■ REQUEST ■
Repeat the material exactly, leaving nothing out.

■ RECORD EXTRACTS ■
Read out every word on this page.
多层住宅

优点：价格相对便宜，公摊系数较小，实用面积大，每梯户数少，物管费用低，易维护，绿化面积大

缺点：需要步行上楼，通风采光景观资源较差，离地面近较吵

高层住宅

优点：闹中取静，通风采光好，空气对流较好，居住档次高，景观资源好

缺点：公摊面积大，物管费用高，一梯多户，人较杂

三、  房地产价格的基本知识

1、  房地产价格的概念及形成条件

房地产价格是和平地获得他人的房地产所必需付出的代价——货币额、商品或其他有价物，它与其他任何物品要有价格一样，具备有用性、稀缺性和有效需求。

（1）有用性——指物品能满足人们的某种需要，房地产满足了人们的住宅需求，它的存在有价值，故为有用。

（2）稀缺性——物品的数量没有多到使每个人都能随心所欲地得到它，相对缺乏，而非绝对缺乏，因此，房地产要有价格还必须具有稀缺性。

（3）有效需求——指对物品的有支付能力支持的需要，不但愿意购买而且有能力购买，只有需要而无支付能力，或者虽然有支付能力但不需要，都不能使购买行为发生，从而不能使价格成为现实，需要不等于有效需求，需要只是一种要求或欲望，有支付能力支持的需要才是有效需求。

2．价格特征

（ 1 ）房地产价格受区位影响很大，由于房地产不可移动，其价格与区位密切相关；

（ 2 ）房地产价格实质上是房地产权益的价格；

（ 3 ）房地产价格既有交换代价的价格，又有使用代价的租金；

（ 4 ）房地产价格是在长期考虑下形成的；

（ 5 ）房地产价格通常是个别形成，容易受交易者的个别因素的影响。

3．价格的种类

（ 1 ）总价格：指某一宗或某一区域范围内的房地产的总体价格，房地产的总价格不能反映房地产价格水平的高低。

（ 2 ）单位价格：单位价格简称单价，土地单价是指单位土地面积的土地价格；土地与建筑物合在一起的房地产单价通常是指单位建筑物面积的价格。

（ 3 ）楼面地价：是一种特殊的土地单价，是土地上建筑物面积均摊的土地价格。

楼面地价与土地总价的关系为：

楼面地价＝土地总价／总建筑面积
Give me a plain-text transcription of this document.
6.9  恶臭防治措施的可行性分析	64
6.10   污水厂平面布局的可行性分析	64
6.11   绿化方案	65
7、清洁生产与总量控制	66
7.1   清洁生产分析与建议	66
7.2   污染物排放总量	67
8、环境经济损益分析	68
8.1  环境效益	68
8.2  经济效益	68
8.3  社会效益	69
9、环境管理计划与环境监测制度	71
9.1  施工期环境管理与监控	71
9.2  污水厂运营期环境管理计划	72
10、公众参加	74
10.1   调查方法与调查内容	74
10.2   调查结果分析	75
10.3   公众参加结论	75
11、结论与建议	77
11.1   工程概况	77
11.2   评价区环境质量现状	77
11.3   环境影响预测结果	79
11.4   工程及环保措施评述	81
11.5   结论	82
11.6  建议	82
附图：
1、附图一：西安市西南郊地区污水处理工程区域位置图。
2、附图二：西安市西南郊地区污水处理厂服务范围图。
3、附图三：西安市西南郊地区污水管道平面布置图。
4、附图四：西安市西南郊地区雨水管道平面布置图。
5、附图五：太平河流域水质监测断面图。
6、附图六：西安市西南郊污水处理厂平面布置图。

■ WRITTEN SOLUTION ■
Read out every word on this page.
多层住宅

优点：价格相对便宜，公摊系数较小，实用面积大，每梯户数少，物管费用低，易维护，绿化面积大

缺点：需要步行上楼，通风采光景观资源较差，离地面近较吵

高层住宅

优点：闹中取静，通风采光好，空气对流较好，居住档次高，景观资源好

缺点：公摊面积大，物管费用高，一梯多户，人较杂

三、  房地产价格的基本知识

1、  房地产价格的概念及形成条件

房地产价格是和平地获得他人的房地产所必需付出的代价——货币额、商品或其他有价物，它与其他任何物品要有价格一样，具备有用性、稀缺性和有效需求。

（1）有用性——指物品能满足人们的某种需要，房地产满足了人们的住宅需求，它的存在有价值，故为有用。

（2）稀缺性——物品的数量没有多到使每个人都能随心所欲地得到它，相对缺乏，而非绝对缺乏，因此，房地产要有价格还必须具有稀缺性。

（3）有效需求——指对物品的有支付能力支持的需要，不但愿意购买而且有能力购买，只有需要而无支付能力，或者虽然有支付能力但不需要，都不能使购买行为发生，从而不能使价格成为现实，需要不等于有效需求，需要只是一种要求或欲望，有支付能力支持的需要才是有效需求。

2．价格特征

（ 1 ）房地产价格受区位影响很大，由于房地产不可移动，其价格与区位密切相关；

（ 2 ）房地产价格实质上是房地产权益的价格；

（ 3 ）房地产价格既有交换代价的价格，又有使用代价的租金；

（ 4 ）房地产价格是在长期考虑下形成的；

（ 5 ）房地产价格通常是个别形成，容易受交易者的个别因素的影响。

3．价格的种类

（ 1 ）总价格：指某一宗或某一区域范围内的房地产的总体价格，房地产的总价格不能反映房地产价格水平的高低。

（ 2 ）单位价格：单位价格简称单价，土地单价是指单位土地面积的土地价格；土地与建筑物合在一起的房地产单价通常是指单位建筑物面积的价格。

（ 3 ）楼面地价：是一种特殊的土地单价，是土地上建筑物面积均摊的土地价格。

楼面地价与土地总价的关系为：

楼面地价＝土地总价／总建筑面积
Give me a plain-text transcription of this document.
6.9  恶臭防治措施的可行性分析	64
6.10   污水厂平面布局的可行性分析	64
6.11   绿化方案	65
7、清洁生产与总量控制	66
7.1   清洁生产分析与建议	66
7.2   污染物排放总量	67
8、环境经济损益分析	68
8.1  环境效益	68
8.2  经济效益	68
8.3  社会效益	69
9、环境管理计划与环境监测制度	71
9.1  施工期环境管理与监控	71
9.2  污水厂运营期环境管理计划	72
10、公众参加	74
10.1   调查方法与调查内容	74
10.2   调查结果分析	75
10.3   公众参加结论	75
11、结论与建议	77
11.1   工程概况	77
11.2   评价区环境质量现状	77
11.3   环境影响预测结果	79
11.4   工程及环保措施评述	81
11.5   结论	82
11.6  建议	82
附图：
1、附图一：西安市西南郊地区污水处理工程区域位置图。
2、附图二：西安市西南郊地区污水处理厂服务范围图。
3、附图三：西安市西南郊地区污水管道平面布置图。
4、附图四：西安市西南郊地区雨水管道平面布置图。
5、附图五：太平河流域水质监测断面图。
6、附图六：西安市西南郊污水处理厂平面布置图。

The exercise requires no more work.